Source records:
+ + + + +
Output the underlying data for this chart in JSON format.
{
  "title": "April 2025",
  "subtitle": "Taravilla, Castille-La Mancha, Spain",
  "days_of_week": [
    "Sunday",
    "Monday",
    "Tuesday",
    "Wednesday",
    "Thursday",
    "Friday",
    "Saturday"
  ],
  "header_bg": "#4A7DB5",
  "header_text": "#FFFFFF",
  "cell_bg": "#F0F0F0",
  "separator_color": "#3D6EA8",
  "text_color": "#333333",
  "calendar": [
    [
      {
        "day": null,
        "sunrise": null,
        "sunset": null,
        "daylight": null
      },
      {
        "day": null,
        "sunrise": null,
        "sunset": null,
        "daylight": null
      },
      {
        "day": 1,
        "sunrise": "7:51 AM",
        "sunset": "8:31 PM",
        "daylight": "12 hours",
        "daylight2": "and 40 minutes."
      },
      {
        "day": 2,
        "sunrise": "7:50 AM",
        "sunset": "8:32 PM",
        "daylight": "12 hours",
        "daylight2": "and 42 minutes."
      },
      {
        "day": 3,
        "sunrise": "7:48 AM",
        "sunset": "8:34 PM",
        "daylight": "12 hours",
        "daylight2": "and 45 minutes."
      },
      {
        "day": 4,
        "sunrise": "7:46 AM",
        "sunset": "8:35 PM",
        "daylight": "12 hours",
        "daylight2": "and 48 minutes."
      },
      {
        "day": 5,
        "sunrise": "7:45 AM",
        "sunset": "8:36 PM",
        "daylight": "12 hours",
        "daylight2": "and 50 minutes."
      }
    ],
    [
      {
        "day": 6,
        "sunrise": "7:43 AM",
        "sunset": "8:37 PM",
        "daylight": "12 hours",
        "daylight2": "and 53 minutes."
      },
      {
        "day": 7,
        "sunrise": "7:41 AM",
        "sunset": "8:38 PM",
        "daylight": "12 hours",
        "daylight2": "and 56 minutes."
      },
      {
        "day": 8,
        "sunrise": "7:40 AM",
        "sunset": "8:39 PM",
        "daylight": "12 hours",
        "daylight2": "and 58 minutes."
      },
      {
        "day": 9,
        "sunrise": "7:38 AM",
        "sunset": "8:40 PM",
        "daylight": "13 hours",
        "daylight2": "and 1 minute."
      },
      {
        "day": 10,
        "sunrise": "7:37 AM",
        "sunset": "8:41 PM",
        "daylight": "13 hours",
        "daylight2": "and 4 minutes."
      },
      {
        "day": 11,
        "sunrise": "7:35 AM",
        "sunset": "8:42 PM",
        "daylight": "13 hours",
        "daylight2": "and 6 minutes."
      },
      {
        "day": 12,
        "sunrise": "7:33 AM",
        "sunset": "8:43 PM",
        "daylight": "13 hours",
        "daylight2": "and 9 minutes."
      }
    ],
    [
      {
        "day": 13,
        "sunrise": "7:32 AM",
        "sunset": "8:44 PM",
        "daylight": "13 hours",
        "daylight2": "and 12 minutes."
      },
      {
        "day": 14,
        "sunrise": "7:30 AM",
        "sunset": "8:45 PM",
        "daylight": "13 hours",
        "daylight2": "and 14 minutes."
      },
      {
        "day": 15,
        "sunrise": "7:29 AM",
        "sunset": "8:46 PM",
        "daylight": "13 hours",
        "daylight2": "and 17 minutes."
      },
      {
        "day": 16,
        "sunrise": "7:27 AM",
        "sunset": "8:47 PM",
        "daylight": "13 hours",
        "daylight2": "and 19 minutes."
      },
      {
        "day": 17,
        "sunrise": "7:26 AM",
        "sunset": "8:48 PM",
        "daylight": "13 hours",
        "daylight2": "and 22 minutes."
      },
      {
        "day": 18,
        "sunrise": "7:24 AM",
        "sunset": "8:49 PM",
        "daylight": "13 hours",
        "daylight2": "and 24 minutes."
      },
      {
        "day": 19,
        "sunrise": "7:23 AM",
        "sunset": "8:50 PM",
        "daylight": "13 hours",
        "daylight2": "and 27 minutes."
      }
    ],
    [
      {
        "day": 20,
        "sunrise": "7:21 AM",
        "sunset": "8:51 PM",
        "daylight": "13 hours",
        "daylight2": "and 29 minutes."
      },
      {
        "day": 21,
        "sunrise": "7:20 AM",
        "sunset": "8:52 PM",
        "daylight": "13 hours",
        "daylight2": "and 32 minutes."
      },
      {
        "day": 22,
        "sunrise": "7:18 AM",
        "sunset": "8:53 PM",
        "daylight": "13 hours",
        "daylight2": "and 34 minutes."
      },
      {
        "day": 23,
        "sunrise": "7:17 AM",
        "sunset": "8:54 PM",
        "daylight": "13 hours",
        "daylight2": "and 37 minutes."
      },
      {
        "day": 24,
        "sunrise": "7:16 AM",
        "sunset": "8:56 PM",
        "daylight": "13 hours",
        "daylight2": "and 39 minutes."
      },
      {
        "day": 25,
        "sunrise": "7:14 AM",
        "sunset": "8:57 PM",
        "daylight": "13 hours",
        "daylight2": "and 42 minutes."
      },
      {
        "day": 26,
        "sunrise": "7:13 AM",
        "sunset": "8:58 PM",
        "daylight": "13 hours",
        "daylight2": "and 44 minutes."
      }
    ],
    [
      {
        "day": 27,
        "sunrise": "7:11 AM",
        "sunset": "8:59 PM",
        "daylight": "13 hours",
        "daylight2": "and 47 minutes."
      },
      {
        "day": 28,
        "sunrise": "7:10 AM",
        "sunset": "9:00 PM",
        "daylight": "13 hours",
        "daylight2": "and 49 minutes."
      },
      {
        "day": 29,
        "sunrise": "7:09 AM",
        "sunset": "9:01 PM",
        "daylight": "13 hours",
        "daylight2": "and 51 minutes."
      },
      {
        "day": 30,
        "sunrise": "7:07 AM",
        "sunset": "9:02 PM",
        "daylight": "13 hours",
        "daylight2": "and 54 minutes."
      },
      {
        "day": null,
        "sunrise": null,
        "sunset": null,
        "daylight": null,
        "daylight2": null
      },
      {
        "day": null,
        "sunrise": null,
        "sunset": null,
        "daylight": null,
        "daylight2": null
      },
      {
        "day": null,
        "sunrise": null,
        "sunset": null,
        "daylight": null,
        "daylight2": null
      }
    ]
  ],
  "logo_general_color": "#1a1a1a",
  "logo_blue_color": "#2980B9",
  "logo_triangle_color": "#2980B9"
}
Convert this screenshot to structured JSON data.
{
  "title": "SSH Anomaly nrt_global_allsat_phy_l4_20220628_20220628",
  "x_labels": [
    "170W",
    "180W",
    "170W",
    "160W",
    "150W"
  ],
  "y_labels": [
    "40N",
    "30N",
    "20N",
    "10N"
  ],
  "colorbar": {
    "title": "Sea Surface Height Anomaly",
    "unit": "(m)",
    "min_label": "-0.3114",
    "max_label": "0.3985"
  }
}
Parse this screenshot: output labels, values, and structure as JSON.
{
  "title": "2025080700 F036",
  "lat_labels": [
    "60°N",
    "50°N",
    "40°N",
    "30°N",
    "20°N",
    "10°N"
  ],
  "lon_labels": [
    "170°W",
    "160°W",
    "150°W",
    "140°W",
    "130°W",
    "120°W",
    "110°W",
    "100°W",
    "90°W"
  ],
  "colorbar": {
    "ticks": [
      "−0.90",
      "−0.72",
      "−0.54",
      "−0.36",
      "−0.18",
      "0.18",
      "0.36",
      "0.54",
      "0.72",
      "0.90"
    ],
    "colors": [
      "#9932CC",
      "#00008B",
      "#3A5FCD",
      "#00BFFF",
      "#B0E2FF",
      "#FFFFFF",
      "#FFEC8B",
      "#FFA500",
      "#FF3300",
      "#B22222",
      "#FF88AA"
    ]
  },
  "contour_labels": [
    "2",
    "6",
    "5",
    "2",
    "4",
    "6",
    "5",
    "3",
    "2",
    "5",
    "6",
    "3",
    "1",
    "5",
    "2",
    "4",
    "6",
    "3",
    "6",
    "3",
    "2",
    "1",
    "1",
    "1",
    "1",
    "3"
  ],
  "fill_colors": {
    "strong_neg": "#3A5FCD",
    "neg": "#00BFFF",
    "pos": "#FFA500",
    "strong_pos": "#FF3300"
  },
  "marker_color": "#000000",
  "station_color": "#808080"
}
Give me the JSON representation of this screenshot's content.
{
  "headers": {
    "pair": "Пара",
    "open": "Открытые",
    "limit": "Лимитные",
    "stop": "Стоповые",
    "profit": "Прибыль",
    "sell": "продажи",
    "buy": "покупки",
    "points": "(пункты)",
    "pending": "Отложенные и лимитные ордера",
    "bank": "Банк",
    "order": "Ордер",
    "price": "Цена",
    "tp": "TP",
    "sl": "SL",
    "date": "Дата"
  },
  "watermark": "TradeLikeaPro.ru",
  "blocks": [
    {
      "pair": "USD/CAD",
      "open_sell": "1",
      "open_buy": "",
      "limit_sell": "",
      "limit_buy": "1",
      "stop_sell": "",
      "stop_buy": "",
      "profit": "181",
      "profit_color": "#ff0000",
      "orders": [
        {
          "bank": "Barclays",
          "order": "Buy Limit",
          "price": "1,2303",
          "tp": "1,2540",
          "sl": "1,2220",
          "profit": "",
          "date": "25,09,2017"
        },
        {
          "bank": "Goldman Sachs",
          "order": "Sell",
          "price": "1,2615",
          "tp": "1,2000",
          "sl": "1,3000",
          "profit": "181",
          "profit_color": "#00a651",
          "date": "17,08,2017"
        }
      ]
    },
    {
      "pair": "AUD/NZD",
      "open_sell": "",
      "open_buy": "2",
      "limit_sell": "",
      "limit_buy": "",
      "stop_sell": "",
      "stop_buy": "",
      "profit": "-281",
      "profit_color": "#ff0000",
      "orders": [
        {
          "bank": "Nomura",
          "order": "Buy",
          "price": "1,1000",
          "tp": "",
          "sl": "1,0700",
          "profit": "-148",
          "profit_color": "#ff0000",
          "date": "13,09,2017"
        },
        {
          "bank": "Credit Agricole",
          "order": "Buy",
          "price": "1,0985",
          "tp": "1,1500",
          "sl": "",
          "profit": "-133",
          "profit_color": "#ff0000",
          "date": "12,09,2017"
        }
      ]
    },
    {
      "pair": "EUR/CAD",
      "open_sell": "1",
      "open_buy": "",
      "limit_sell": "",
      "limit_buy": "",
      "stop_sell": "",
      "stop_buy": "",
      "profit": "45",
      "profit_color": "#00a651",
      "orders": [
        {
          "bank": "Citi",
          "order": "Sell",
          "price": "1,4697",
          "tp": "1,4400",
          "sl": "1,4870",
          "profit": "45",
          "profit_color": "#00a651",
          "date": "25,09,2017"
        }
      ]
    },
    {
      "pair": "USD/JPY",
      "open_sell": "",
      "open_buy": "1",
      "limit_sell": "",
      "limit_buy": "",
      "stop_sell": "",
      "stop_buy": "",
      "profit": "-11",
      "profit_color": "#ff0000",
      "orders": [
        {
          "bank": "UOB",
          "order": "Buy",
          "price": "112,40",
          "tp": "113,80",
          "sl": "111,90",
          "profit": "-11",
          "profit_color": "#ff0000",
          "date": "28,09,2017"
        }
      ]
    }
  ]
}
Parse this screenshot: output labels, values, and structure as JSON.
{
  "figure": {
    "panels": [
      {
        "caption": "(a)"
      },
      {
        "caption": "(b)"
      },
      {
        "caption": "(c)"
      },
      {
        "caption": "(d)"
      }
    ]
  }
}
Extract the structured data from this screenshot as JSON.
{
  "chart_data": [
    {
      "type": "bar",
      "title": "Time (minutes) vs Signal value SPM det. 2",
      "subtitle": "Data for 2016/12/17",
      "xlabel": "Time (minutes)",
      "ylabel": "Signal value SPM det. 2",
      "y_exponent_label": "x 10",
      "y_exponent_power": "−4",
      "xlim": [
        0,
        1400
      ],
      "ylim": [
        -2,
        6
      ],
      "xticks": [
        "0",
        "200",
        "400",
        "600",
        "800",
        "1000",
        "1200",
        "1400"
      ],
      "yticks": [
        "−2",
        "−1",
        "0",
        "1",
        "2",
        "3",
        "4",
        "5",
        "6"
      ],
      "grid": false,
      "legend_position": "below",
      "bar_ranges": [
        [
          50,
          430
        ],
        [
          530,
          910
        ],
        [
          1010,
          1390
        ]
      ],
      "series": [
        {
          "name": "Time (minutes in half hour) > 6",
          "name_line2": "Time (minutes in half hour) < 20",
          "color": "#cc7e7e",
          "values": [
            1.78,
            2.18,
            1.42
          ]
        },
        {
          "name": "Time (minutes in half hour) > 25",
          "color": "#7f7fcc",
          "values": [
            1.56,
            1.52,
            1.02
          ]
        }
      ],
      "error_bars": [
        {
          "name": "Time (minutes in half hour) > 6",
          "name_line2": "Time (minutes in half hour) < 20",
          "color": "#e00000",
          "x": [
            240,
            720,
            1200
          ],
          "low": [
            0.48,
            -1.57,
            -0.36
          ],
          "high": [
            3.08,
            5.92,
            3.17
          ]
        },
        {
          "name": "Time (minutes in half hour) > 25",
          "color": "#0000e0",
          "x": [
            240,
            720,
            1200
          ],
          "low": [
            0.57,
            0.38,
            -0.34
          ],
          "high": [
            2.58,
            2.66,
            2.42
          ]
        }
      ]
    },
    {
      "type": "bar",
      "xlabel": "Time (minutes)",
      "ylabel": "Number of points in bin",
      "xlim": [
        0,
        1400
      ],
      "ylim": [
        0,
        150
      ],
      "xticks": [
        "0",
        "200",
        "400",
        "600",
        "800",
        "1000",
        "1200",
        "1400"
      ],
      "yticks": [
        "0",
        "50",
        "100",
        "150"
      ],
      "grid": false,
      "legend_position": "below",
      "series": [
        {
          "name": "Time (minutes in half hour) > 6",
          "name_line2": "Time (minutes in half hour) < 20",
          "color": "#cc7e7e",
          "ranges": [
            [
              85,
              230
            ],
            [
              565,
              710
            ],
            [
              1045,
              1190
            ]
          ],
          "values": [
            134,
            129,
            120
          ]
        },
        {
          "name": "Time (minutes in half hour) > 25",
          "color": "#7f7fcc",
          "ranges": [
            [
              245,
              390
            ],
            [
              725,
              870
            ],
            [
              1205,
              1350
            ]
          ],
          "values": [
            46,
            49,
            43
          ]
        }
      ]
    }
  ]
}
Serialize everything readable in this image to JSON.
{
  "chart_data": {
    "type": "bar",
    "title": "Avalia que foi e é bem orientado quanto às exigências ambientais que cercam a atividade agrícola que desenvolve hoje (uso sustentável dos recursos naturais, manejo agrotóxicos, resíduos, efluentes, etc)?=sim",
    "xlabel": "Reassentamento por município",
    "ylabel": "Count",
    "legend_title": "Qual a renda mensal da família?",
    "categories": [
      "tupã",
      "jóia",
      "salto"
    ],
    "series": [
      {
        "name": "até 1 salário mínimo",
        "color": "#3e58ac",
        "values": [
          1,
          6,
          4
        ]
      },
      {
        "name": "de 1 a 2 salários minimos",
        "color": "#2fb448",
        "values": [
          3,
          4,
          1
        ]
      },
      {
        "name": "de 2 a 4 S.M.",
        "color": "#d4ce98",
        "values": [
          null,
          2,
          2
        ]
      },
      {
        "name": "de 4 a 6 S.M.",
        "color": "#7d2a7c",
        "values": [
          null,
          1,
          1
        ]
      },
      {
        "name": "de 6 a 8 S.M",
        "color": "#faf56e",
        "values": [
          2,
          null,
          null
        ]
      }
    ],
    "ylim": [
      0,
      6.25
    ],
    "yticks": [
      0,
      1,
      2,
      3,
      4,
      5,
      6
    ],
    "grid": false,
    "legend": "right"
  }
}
+ + + + +
▶ [Short problem] Write out every line of the data that holds the word "caption".

▶ [Result of the task]
        "caption": "(a)"
        "caption": "(b)"
        "caption": "(c)"
        "caption": "(d)"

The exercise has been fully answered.